__Supplied material__:

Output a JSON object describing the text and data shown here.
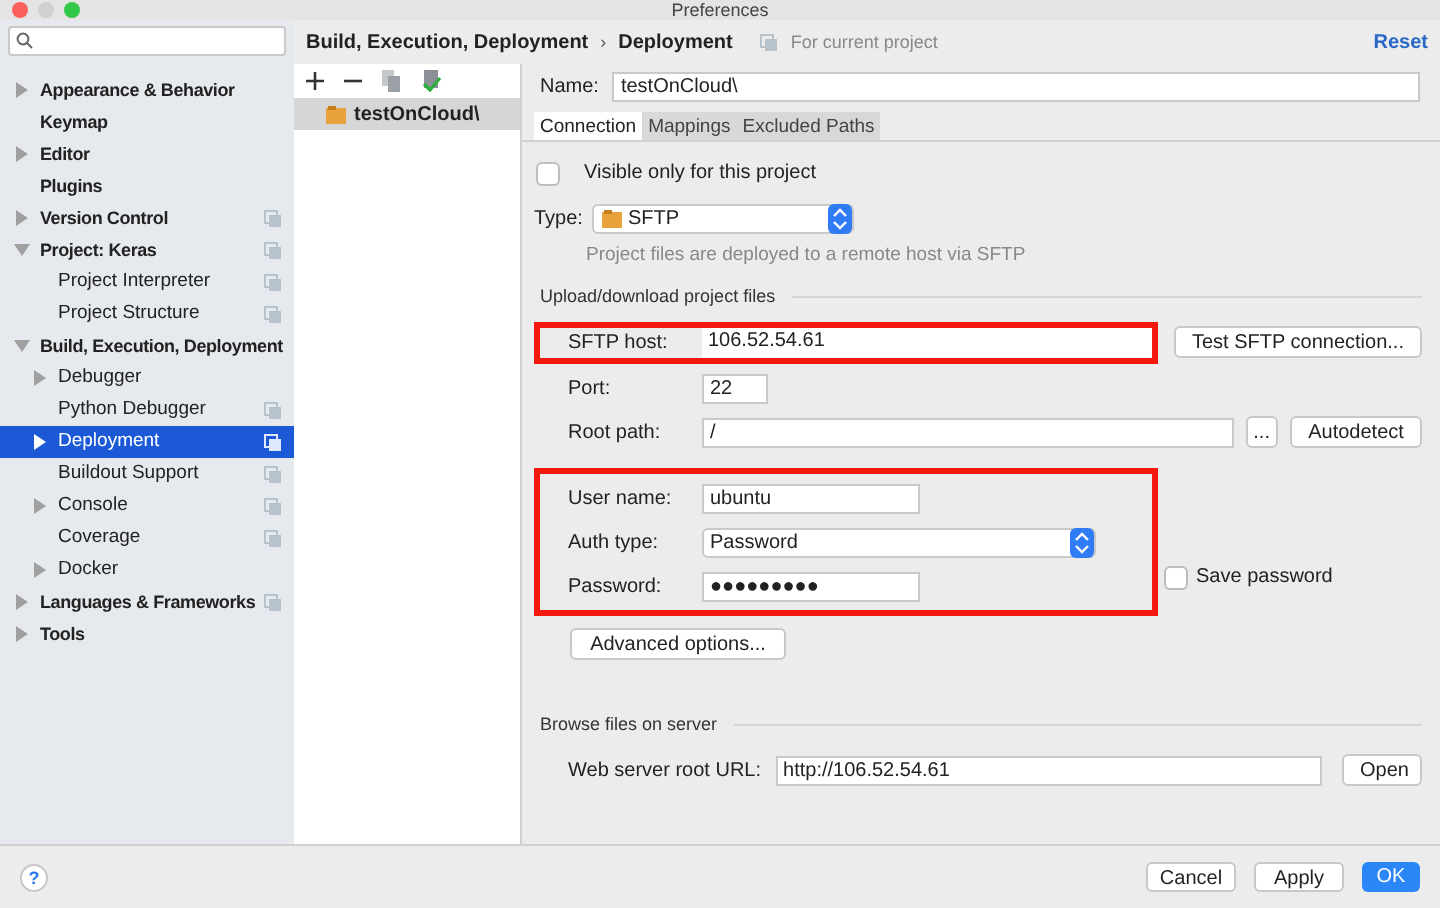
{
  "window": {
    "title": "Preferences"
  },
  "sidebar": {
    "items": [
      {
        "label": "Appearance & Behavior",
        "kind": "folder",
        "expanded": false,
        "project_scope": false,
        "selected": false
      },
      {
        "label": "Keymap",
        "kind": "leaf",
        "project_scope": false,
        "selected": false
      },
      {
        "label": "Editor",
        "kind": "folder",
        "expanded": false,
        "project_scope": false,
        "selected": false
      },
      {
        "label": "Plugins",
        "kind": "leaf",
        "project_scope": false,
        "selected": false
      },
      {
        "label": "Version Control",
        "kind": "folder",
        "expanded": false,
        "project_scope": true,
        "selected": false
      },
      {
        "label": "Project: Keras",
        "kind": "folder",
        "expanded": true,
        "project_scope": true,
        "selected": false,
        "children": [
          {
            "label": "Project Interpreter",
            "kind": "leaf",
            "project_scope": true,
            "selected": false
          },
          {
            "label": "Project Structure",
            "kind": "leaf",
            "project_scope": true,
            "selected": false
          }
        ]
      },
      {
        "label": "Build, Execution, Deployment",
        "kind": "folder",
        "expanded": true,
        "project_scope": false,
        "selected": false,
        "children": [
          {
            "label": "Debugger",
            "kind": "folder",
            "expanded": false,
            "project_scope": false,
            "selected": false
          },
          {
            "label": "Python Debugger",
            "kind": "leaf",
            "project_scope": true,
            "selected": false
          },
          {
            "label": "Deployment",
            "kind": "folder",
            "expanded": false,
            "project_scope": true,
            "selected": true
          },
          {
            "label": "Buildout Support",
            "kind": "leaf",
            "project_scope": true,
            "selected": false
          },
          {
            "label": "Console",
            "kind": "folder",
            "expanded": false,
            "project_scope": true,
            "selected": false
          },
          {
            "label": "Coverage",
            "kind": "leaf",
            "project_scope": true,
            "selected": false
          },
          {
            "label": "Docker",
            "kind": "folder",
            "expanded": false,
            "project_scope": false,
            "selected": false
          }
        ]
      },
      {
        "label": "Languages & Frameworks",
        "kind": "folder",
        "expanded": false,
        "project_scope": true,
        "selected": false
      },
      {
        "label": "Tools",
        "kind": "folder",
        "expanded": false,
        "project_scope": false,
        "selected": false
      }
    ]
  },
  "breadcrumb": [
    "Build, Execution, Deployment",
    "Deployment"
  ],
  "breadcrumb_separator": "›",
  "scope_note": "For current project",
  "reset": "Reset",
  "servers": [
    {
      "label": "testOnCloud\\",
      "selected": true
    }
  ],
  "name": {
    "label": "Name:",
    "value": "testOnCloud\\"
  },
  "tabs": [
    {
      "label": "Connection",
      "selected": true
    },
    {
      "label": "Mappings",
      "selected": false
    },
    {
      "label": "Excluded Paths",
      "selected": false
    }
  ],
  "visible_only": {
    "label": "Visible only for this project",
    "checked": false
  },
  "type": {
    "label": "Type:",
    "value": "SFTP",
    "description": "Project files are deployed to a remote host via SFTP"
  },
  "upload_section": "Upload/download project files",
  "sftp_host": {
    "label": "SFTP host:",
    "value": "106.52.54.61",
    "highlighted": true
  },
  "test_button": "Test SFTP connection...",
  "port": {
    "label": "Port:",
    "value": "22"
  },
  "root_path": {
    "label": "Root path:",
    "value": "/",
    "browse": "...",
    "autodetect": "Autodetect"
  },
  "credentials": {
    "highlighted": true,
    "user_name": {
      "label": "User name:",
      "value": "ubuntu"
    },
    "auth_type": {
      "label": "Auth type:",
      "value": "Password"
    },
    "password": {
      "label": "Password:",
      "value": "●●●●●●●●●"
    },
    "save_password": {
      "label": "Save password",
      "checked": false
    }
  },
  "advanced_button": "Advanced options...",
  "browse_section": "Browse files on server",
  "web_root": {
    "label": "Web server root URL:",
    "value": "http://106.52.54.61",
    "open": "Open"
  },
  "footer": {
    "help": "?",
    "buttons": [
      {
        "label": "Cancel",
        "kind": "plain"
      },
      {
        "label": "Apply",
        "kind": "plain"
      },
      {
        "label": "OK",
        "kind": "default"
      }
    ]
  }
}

---

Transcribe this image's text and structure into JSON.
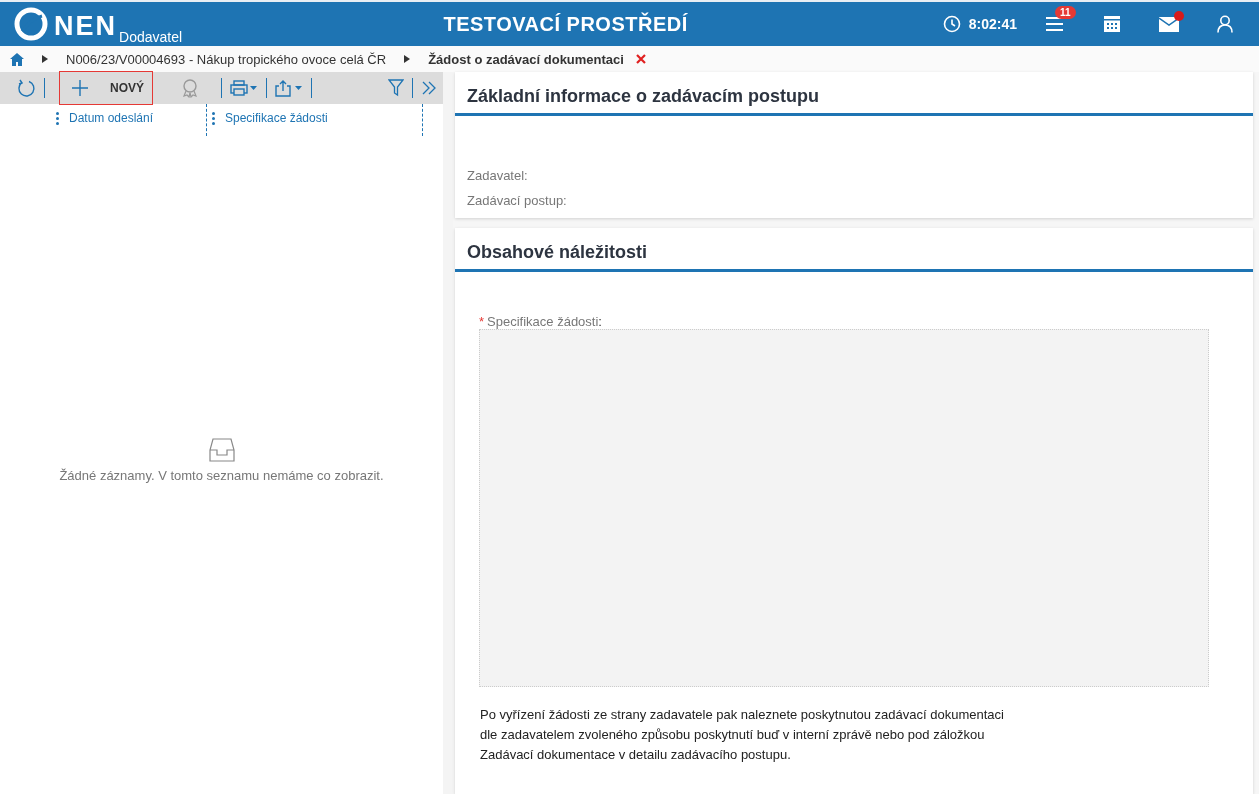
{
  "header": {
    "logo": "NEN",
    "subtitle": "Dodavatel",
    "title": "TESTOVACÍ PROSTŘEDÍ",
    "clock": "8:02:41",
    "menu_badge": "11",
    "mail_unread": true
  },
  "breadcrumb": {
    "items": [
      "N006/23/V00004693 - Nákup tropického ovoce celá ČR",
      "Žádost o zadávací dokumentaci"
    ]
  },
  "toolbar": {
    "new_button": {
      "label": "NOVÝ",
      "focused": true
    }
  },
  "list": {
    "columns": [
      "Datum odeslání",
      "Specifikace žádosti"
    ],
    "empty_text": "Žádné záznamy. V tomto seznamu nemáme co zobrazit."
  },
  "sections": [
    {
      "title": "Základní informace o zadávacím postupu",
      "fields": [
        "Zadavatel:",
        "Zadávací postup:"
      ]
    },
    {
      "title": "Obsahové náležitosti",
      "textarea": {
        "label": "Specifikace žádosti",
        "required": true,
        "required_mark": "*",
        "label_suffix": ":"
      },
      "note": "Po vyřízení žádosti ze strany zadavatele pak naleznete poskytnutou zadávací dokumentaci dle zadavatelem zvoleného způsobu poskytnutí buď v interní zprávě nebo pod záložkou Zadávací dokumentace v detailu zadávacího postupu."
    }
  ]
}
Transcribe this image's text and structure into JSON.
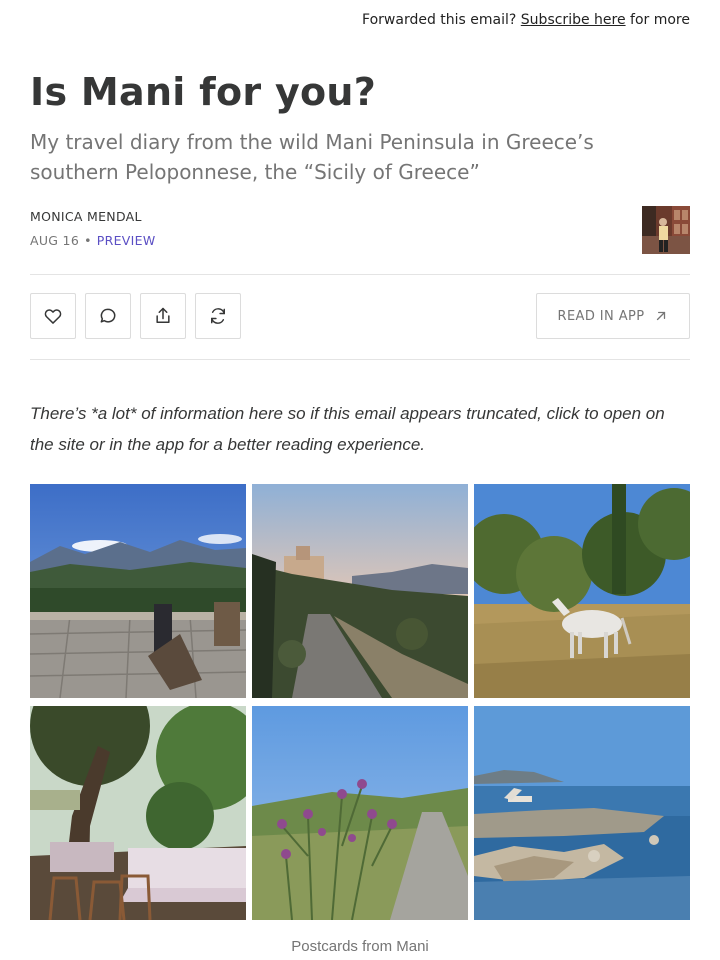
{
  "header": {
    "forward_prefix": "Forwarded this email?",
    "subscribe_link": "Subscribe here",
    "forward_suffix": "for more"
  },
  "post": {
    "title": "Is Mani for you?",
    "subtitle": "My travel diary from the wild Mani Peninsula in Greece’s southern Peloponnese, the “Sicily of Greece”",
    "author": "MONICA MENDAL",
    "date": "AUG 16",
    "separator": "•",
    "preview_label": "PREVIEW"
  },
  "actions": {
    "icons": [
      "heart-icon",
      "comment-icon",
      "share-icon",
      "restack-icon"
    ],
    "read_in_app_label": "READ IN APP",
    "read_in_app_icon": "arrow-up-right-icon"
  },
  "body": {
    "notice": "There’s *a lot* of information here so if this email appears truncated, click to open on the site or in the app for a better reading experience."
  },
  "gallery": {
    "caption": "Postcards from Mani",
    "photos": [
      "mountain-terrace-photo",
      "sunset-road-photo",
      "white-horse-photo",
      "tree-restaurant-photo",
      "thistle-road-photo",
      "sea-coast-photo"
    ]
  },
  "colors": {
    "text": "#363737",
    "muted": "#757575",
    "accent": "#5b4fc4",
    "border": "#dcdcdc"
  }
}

--

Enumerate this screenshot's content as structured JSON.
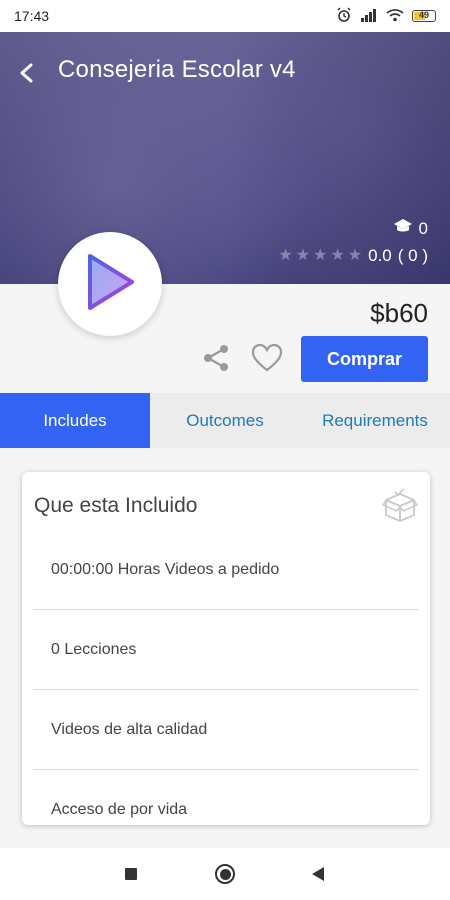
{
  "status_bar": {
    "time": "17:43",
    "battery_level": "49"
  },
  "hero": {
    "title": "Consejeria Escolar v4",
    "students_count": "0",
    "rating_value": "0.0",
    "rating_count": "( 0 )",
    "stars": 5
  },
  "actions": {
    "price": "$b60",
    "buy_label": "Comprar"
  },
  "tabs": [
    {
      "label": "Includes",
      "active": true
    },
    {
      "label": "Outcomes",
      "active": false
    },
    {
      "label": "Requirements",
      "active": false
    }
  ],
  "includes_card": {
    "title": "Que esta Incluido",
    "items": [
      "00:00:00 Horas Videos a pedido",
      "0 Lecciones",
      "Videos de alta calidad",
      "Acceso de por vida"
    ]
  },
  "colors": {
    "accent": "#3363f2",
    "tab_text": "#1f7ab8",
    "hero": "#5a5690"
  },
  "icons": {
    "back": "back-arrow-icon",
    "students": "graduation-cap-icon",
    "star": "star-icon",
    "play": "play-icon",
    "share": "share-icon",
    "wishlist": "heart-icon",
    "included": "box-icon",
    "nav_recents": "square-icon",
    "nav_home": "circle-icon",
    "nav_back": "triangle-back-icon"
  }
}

__Work to do__: Copy down every line of the entries containing the word "files".

__Response below__:
    "description": "Project files are deployed to a remote host via SFTP"
  "upload_section": "Upload/download project files",
  "browse_section": "Browse files on server",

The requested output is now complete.